Problem details:
Please copy every line of the records below that holds the word "crosshatch".

[Records excerpted from a collection]
================

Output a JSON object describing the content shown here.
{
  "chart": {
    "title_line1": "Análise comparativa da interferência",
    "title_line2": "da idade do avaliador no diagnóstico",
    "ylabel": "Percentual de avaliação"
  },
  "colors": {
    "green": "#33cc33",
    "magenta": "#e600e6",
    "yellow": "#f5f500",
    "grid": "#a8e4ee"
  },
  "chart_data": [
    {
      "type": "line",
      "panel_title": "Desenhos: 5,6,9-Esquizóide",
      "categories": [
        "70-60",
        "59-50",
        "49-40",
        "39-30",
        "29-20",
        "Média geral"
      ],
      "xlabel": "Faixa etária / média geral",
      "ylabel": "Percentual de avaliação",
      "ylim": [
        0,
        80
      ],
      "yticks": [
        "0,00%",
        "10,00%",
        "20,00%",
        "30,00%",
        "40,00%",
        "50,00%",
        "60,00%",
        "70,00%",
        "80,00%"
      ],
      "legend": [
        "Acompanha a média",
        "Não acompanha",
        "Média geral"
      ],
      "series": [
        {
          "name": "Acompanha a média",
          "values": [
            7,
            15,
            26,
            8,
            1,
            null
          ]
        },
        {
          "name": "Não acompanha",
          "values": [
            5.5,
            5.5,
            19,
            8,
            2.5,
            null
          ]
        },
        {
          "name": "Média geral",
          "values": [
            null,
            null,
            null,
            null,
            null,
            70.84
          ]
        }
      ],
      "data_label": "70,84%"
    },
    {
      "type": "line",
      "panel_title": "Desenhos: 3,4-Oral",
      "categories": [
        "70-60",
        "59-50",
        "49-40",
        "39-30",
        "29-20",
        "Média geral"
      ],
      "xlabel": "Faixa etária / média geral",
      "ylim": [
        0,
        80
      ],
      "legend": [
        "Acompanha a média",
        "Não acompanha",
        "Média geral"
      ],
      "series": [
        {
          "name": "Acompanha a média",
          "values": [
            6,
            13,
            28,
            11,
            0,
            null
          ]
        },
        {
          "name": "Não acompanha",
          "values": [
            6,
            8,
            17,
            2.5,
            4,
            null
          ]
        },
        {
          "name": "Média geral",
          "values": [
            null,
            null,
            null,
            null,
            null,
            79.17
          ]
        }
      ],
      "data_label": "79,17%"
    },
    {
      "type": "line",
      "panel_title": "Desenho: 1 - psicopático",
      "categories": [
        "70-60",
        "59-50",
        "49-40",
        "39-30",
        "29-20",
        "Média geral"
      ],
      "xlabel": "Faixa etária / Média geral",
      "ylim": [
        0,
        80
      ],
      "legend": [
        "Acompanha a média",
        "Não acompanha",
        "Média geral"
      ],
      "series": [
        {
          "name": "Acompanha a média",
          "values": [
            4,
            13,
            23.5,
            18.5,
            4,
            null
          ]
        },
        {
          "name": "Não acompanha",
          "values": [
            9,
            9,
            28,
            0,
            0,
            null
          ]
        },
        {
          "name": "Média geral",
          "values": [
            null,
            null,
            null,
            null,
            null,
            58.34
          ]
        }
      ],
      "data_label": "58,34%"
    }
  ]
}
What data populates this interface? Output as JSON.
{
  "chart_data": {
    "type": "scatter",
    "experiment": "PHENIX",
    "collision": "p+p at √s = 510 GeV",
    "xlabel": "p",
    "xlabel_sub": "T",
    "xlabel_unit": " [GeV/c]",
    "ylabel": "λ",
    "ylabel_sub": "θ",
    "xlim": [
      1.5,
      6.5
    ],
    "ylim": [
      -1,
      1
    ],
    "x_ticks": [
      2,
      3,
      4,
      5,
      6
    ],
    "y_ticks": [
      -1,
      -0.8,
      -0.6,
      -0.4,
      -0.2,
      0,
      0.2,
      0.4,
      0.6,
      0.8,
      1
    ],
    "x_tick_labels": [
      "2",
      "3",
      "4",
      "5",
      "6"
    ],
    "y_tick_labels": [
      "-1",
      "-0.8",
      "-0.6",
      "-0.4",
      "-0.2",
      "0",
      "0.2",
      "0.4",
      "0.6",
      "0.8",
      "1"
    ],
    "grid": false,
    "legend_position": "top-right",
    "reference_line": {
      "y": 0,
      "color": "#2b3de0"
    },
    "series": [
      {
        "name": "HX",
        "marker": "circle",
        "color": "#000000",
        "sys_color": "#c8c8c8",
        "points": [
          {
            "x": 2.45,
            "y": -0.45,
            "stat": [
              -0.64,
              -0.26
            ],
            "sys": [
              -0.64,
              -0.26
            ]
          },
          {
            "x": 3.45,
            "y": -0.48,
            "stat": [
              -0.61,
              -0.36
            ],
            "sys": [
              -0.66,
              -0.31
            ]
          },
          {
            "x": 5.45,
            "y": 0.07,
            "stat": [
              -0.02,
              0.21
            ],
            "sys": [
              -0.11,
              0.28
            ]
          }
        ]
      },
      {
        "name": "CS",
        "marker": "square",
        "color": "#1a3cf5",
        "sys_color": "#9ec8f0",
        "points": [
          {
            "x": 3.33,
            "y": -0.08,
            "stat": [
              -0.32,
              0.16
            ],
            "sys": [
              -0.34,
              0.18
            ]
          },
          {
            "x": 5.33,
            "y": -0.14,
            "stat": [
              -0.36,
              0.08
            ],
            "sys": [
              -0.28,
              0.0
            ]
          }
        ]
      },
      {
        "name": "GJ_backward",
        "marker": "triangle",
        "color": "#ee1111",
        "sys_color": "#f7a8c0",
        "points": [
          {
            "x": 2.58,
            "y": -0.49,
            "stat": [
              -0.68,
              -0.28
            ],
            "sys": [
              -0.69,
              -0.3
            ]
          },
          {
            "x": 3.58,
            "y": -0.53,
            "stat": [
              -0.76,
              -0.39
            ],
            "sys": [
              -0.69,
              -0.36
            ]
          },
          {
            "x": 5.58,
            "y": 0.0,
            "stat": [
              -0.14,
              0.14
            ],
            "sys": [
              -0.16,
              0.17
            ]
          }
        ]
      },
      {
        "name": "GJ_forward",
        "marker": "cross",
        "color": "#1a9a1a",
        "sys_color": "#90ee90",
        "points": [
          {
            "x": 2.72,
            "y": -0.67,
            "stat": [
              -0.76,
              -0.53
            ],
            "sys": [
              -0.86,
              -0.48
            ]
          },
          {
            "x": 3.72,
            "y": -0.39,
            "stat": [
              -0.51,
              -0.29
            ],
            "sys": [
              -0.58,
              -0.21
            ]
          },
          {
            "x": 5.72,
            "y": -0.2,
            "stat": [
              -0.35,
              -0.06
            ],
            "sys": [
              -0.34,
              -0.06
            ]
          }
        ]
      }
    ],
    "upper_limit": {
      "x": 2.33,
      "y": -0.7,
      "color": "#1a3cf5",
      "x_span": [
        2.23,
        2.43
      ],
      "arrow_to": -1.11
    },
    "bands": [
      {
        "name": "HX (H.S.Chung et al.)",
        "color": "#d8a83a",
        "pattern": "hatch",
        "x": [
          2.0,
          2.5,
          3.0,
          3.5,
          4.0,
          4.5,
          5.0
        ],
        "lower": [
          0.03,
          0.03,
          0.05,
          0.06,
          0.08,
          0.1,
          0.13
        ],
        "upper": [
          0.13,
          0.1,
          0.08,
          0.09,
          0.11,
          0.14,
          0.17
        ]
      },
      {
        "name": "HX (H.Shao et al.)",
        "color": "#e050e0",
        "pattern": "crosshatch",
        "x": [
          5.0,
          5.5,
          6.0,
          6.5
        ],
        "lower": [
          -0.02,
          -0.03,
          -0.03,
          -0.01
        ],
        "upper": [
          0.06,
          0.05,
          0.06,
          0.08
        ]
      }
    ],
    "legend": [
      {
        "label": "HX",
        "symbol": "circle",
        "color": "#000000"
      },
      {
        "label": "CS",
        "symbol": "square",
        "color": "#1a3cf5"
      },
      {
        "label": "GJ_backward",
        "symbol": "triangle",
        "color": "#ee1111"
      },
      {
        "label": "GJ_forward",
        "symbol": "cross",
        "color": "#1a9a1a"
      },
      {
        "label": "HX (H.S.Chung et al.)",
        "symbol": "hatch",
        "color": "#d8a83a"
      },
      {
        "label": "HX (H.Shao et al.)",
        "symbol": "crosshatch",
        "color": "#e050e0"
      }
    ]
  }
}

================

Full output:
        "pattern": "crosshatch",
        "symbol": "crosshatch",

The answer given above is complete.